- **What you will do**
Reproduce the lines verbatim, starting with the first line of the records and stopping after the line that contains "227, 1078, 249]", including that line.

- **Data provided**
— Begin —
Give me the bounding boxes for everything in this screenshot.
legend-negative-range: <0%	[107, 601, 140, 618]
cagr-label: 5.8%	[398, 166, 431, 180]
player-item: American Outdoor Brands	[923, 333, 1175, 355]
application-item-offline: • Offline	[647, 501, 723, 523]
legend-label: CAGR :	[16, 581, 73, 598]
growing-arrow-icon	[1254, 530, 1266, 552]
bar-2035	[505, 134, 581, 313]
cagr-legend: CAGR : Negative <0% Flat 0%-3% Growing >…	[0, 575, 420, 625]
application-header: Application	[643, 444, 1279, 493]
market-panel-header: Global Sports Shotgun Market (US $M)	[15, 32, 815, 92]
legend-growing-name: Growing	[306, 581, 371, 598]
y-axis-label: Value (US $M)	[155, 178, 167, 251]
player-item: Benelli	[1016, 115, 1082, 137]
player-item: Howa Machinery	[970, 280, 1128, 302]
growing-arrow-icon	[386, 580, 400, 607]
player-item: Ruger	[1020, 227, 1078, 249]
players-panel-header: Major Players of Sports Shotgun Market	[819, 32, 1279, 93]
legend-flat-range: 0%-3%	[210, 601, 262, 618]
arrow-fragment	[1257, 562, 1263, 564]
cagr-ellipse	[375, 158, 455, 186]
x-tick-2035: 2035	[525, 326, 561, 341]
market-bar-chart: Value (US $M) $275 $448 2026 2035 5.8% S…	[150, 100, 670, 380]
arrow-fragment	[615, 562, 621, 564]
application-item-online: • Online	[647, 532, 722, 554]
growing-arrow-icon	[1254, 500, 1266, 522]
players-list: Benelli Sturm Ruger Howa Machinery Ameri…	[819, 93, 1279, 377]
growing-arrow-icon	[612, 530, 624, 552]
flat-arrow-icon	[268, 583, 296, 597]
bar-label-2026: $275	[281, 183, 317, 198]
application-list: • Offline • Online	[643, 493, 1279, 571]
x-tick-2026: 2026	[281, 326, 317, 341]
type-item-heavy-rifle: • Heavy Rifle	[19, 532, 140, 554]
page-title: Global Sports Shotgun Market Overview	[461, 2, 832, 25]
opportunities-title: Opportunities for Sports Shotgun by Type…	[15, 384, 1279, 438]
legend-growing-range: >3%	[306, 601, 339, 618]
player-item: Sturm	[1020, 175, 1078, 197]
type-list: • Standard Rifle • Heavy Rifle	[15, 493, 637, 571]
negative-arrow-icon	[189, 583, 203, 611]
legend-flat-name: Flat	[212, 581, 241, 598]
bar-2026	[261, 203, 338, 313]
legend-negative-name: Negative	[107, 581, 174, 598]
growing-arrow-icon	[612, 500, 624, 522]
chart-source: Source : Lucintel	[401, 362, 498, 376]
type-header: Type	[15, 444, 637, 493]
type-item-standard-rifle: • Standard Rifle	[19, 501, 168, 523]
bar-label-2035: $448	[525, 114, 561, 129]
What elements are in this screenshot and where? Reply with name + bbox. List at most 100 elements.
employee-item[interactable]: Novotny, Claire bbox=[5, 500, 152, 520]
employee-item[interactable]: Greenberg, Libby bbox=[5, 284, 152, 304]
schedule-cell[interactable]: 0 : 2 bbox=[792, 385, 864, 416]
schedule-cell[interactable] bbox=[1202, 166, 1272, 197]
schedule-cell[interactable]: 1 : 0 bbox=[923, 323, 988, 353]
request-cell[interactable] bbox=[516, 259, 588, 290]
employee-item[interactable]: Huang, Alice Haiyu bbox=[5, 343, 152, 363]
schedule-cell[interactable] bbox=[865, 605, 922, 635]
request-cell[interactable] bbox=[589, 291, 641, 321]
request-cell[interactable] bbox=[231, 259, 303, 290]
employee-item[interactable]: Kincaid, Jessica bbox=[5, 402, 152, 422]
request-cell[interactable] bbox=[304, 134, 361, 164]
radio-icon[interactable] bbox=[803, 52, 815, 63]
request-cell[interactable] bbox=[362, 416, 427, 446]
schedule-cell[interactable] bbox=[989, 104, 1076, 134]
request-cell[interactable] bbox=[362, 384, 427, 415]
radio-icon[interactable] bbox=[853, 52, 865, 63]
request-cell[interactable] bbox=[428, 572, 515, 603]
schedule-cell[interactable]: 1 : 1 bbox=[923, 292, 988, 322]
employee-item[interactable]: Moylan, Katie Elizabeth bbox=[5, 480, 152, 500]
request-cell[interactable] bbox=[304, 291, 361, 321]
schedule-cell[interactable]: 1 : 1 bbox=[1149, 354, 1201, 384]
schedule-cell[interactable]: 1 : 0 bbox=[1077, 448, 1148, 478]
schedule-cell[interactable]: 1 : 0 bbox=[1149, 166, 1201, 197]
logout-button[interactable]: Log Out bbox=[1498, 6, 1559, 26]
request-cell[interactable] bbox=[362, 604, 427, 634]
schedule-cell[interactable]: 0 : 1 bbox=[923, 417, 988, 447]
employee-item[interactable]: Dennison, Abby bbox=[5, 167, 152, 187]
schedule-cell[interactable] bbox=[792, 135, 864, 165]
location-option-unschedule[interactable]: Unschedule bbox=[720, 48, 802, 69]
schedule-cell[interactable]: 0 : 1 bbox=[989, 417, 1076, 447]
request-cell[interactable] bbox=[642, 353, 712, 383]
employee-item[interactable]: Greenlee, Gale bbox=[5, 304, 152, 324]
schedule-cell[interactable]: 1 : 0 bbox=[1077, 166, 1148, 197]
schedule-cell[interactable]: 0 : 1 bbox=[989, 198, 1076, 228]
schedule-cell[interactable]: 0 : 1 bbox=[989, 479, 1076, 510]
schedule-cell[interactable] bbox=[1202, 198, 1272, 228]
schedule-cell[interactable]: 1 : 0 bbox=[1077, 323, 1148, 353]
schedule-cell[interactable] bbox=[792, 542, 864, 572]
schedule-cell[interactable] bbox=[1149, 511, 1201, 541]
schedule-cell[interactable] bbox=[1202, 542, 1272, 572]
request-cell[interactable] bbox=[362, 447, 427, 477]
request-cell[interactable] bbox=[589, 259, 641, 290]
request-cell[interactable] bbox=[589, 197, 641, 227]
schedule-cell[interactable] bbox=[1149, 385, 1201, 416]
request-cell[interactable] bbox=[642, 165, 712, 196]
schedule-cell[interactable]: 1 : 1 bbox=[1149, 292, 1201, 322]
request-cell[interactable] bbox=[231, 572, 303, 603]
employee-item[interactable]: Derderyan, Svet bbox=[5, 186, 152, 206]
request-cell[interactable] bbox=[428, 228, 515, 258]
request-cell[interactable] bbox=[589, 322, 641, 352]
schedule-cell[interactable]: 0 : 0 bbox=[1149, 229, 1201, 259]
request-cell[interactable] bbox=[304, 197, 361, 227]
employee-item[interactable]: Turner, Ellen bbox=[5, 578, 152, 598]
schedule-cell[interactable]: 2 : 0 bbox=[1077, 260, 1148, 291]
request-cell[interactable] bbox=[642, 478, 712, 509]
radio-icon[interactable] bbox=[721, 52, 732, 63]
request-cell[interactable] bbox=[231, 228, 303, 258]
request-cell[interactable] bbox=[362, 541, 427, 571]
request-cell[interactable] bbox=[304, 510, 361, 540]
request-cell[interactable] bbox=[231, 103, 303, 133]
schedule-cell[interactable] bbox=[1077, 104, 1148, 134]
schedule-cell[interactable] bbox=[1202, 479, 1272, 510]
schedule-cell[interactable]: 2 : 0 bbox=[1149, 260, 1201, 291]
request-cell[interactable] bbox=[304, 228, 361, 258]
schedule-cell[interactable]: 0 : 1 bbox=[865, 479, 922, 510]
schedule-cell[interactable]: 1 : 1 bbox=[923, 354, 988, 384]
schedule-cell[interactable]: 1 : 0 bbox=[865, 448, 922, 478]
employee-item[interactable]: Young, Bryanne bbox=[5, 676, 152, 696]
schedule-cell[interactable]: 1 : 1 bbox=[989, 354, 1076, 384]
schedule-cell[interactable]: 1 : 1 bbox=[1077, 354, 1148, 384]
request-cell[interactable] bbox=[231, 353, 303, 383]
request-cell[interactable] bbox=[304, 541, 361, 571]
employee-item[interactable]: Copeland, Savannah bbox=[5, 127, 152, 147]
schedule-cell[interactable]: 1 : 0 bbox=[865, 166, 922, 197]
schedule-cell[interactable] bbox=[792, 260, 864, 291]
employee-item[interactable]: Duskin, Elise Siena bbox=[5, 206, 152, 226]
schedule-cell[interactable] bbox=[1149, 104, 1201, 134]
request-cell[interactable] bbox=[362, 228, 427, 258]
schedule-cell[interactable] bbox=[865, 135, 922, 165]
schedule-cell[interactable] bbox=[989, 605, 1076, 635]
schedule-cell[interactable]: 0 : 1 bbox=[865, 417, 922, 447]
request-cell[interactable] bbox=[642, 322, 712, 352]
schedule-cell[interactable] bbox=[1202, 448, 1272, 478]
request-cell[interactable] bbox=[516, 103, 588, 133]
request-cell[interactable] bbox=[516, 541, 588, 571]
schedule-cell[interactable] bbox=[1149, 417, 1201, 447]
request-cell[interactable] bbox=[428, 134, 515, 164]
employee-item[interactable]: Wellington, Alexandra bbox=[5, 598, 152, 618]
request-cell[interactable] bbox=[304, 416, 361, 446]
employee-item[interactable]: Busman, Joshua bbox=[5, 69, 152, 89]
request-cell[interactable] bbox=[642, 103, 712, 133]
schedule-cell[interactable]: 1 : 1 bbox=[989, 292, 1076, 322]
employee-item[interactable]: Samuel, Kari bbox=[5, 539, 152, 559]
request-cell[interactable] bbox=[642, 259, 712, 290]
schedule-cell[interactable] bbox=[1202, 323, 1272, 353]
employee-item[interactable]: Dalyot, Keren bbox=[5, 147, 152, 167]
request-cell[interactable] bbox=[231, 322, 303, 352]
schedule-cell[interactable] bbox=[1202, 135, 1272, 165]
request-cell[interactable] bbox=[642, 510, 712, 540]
— End —
- **Exercise result**
Give me the bounding boxes for everything in this screenshot.
legend-negative-range: <0%	[107, 601, 140, 618]
cagr-label: 5.8%	[398, 166, 431, 180]
player-item: American Outdoor Brands	[923, 333, 1175, 355]
application-item-offline: • Offline	[647, 501, 723, 523]
legend-label: CAGR :	[16, 581, 73, 598]
growing-arrow-icon	[1254, 530, 1266, 552]
bar-2035	[505, 134, 581, 313]
cagr-legend: CAGR : Negative <0% Flat 0%-3% Growing >…	[0, 575, 420, 625]
application-header: Application	[643, 444, 1279, 493]
market-panel-header: Global Sports Shotgun Market (US $M)	[15, 32, 815, 92]
legend-growing-name: Growing	[306, 581, 371, 598]
y-axis-label: Value (US $M)	[155, 178, 167, 251]
player-item: Benelli	[1016, 115, 1082, 137]
player-item: Howa Machinery	[970, 280, 1128, 302]
growing-arrow-icon	[386, 580, 400, 607]
player-item: Ruger	[1020, 227, 1078, 249]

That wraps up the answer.